◆ **ENTRIES PROVIDED**:
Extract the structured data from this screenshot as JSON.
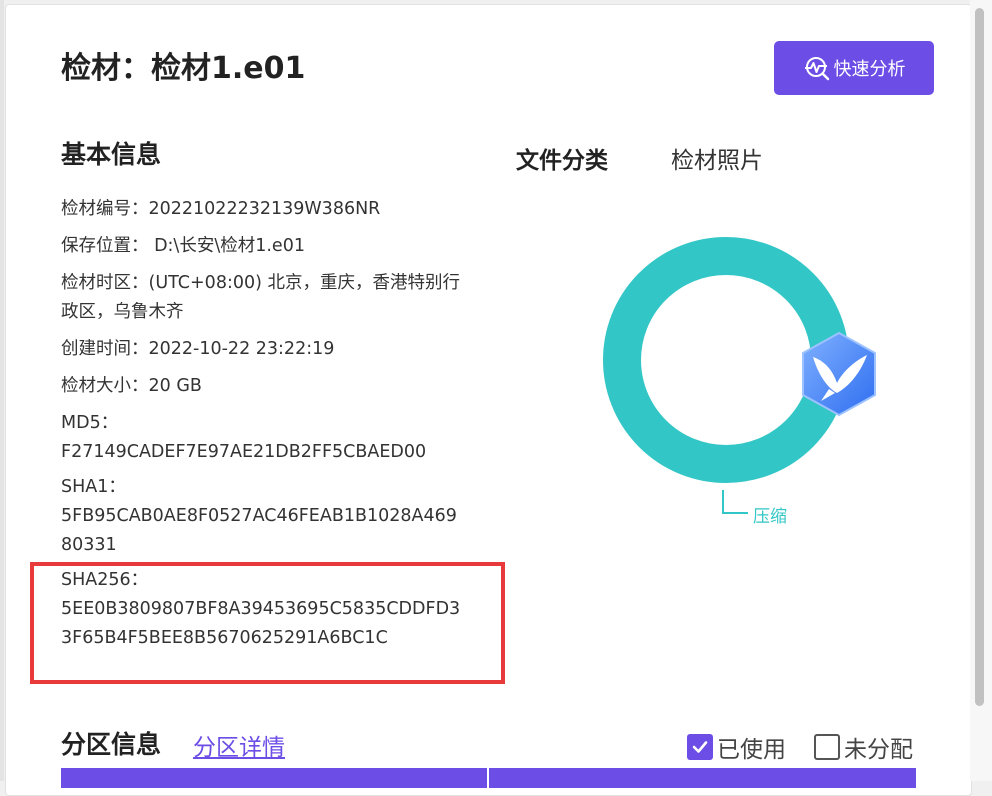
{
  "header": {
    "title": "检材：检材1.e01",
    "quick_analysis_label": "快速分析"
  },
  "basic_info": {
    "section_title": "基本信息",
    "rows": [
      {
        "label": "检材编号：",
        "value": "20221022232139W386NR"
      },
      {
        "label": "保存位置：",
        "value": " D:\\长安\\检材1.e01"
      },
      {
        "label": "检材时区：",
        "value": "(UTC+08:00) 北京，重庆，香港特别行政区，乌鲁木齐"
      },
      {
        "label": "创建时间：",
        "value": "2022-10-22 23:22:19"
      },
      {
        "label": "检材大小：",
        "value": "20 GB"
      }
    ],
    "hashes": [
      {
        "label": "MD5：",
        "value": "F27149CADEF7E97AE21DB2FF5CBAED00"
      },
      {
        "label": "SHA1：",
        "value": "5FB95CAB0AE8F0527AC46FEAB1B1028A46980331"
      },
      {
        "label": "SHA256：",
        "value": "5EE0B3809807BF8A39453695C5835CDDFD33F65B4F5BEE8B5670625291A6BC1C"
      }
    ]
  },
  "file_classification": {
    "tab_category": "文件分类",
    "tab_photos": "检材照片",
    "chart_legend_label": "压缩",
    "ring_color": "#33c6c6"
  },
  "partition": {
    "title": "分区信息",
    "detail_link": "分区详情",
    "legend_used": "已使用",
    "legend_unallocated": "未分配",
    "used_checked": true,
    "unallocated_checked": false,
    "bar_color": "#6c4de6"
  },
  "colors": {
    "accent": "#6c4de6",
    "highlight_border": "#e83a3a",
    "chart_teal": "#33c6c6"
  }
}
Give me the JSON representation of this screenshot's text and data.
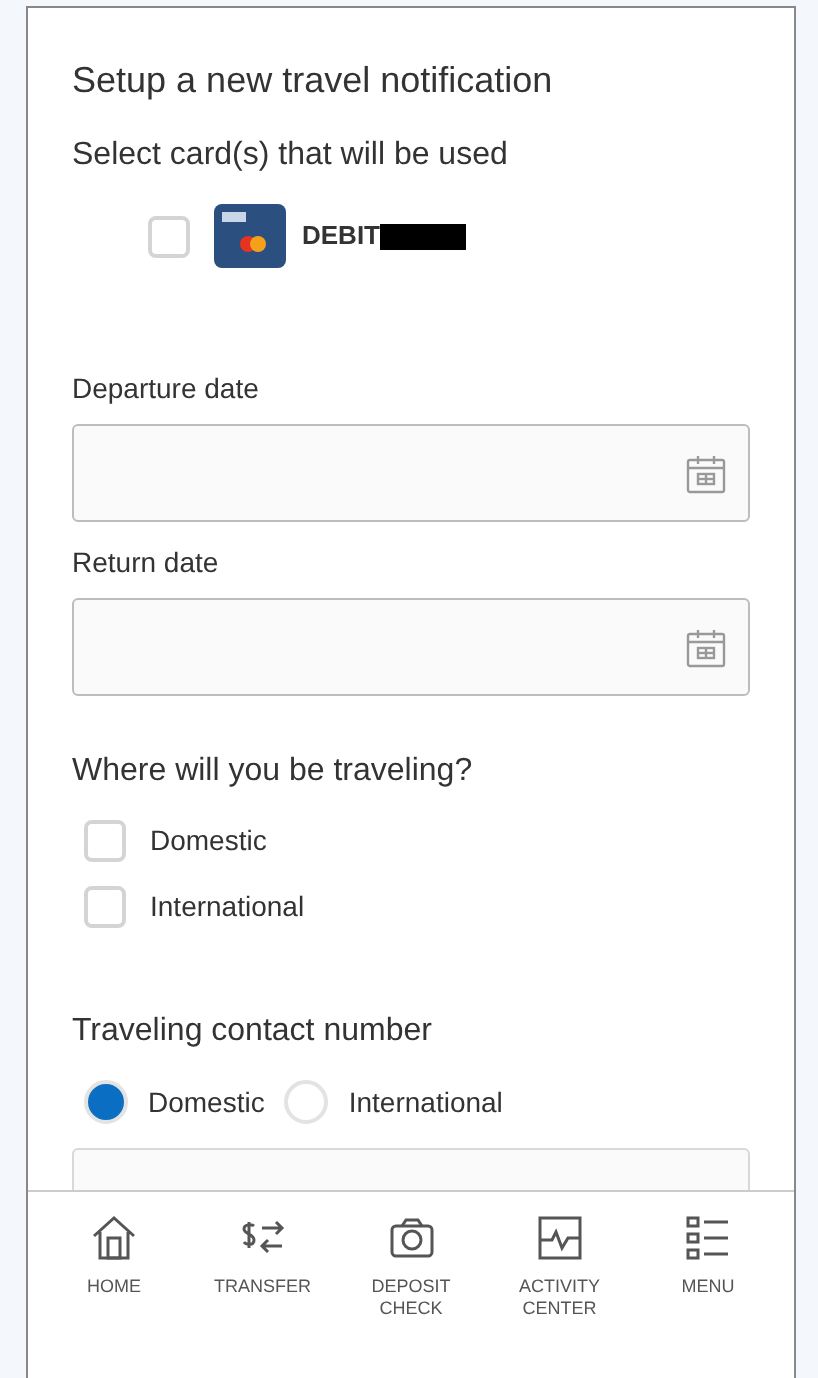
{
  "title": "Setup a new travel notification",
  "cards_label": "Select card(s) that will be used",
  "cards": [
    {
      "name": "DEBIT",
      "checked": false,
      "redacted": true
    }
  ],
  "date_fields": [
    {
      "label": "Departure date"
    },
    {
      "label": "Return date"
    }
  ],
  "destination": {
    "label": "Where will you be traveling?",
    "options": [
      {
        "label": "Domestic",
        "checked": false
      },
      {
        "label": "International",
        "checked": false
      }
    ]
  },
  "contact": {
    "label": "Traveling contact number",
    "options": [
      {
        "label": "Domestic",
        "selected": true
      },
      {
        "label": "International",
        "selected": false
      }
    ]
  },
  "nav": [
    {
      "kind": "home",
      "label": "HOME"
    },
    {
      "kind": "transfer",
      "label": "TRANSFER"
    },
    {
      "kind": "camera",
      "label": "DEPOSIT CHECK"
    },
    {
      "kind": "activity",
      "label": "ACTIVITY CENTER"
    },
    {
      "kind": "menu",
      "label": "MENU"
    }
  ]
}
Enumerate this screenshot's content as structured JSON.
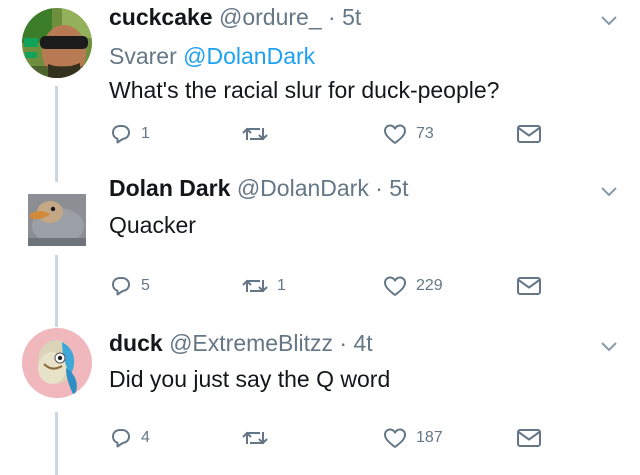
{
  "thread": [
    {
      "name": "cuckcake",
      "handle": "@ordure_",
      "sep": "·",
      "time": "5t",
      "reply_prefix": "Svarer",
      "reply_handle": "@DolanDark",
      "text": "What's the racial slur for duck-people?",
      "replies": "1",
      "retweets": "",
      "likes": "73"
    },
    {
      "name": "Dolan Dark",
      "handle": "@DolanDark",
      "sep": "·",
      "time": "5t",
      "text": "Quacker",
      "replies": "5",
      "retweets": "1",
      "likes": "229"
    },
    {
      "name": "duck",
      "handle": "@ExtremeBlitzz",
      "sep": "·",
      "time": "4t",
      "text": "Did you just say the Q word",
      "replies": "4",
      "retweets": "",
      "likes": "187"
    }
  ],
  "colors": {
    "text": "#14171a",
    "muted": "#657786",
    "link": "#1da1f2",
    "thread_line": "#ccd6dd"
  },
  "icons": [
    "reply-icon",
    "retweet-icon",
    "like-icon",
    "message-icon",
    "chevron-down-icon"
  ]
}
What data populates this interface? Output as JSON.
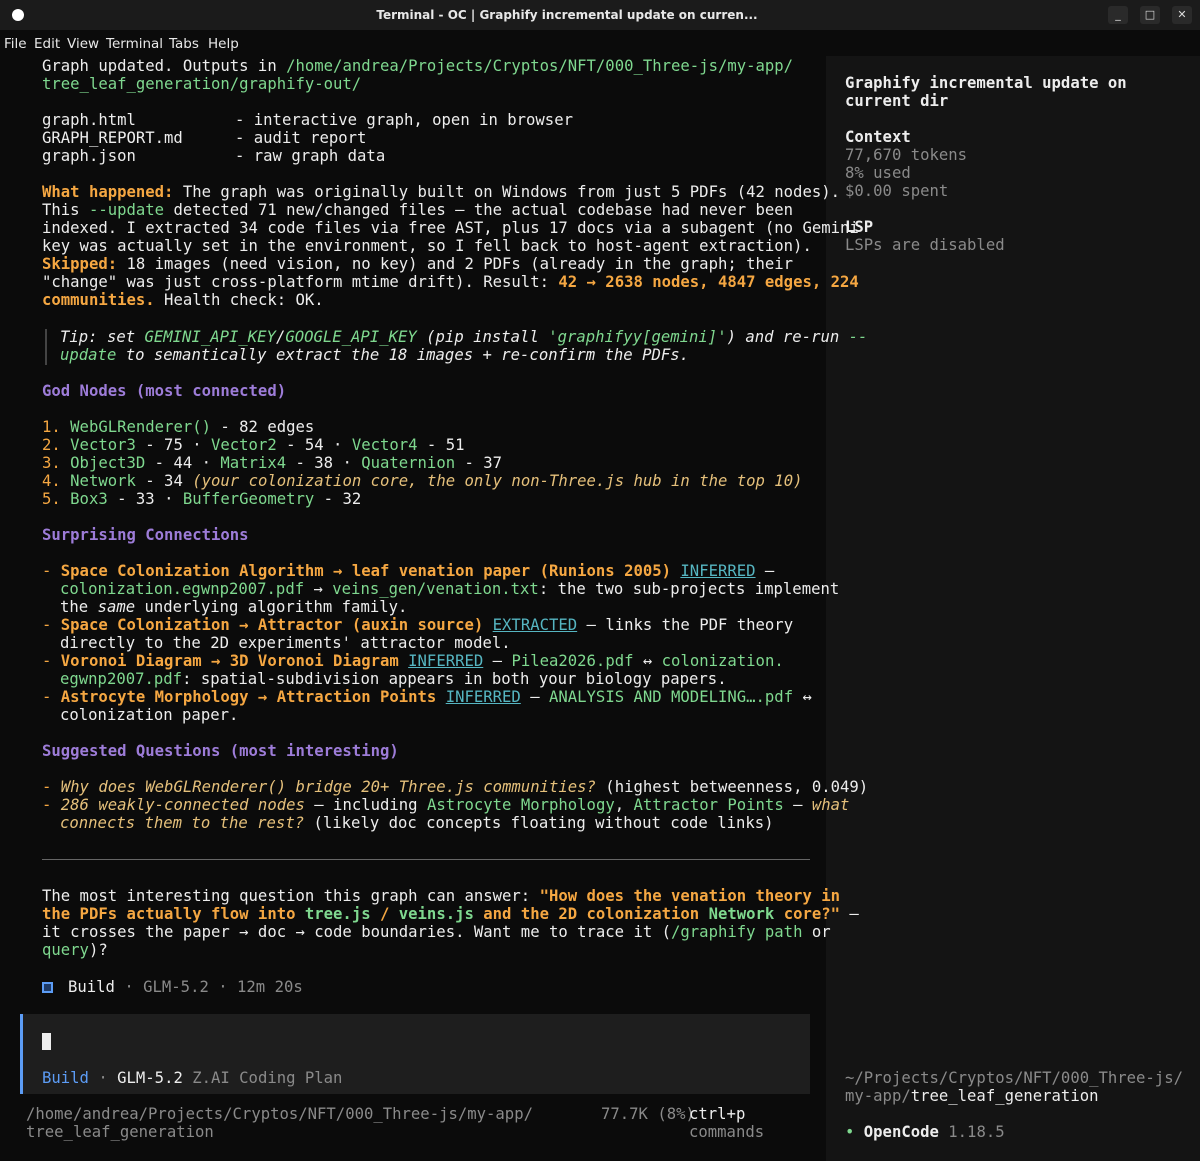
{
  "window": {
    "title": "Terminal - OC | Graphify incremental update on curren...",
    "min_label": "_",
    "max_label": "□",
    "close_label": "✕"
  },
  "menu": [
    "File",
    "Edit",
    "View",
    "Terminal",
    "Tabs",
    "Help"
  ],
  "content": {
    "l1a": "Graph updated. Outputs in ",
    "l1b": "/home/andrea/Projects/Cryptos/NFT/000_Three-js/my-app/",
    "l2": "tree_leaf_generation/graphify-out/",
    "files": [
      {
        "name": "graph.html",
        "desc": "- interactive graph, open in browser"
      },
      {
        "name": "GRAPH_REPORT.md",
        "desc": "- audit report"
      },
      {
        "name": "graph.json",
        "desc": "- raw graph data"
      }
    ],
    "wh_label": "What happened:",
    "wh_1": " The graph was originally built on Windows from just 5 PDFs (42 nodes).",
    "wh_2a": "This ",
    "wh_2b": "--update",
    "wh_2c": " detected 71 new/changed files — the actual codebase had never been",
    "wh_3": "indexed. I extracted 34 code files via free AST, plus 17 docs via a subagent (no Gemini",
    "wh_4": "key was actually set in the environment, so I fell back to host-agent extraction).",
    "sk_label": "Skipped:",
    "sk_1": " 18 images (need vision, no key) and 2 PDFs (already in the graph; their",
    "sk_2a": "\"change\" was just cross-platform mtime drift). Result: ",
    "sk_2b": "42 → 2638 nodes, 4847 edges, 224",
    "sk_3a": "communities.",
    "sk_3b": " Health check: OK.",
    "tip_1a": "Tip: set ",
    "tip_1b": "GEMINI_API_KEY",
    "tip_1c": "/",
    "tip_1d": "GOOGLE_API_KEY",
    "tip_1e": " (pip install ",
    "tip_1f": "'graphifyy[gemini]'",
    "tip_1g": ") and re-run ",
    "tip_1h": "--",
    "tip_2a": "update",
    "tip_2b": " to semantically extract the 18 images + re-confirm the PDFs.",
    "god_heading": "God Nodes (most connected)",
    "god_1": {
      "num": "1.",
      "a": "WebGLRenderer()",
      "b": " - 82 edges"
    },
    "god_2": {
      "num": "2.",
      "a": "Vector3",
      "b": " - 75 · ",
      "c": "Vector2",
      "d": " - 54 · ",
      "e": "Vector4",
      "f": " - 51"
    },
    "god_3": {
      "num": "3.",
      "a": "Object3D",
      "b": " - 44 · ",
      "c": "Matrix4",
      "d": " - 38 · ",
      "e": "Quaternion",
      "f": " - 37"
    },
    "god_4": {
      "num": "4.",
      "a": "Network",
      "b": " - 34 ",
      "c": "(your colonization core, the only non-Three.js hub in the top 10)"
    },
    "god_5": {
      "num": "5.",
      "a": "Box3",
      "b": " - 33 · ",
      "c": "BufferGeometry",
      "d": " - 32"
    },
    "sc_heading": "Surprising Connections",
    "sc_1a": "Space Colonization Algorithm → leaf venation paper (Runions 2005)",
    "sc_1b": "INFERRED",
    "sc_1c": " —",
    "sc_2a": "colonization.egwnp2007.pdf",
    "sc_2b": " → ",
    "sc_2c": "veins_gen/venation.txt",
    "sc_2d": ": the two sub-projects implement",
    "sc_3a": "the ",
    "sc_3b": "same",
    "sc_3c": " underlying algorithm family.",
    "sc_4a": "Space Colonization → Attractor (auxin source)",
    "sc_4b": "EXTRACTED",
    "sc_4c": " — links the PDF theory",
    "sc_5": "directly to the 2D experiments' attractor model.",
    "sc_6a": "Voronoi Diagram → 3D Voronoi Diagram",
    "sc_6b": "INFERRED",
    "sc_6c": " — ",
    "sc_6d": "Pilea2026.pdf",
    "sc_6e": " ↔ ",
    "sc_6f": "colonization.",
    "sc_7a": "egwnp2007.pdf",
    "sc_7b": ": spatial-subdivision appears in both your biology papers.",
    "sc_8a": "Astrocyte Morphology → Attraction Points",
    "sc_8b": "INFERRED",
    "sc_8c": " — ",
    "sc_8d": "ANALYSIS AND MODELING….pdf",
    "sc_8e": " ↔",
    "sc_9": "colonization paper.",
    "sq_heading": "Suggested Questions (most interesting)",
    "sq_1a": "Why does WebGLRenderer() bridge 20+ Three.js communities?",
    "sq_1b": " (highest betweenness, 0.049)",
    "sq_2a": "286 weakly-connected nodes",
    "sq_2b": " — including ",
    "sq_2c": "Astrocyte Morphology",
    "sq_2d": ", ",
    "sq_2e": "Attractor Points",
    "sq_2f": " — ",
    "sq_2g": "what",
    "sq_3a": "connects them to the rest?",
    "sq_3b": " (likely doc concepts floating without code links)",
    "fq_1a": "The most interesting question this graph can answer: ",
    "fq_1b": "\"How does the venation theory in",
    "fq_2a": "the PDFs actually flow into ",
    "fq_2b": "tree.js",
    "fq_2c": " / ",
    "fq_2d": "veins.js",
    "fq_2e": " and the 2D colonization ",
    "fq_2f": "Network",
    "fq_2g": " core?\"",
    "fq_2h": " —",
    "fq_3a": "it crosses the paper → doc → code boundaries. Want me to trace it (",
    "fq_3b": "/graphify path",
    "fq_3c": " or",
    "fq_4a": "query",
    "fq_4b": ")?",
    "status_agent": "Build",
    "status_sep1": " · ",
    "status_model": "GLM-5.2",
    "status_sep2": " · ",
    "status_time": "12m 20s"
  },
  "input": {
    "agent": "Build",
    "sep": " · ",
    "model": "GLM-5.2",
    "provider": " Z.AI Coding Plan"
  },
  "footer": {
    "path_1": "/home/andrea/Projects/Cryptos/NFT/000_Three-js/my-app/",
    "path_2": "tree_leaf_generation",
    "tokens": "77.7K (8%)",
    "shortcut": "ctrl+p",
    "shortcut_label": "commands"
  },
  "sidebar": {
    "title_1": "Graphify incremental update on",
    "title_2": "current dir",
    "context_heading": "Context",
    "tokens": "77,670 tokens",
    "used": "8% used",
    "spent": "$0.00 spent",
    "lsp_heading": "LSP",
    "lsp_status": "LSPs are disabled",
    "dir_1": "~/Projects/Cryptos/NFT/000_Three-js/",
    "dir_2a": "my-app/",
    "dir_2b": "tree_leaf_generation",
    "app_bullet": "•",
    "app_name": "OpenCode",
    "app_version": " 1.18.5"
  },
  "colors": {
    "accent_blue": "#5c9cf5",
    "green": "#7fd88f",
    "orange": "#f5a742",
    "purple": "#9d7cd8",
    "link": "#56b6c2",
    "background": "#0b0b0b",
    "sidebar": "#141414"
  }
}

◆ **DIRECTIONS**:
From the entries above, extract each line containing "edges".

◆ **RESULT FOR THIS TASK**:
    "sk_2b": "42 → 2638 nodes, 4847 edges, 224",
      "b": " - 82 edges"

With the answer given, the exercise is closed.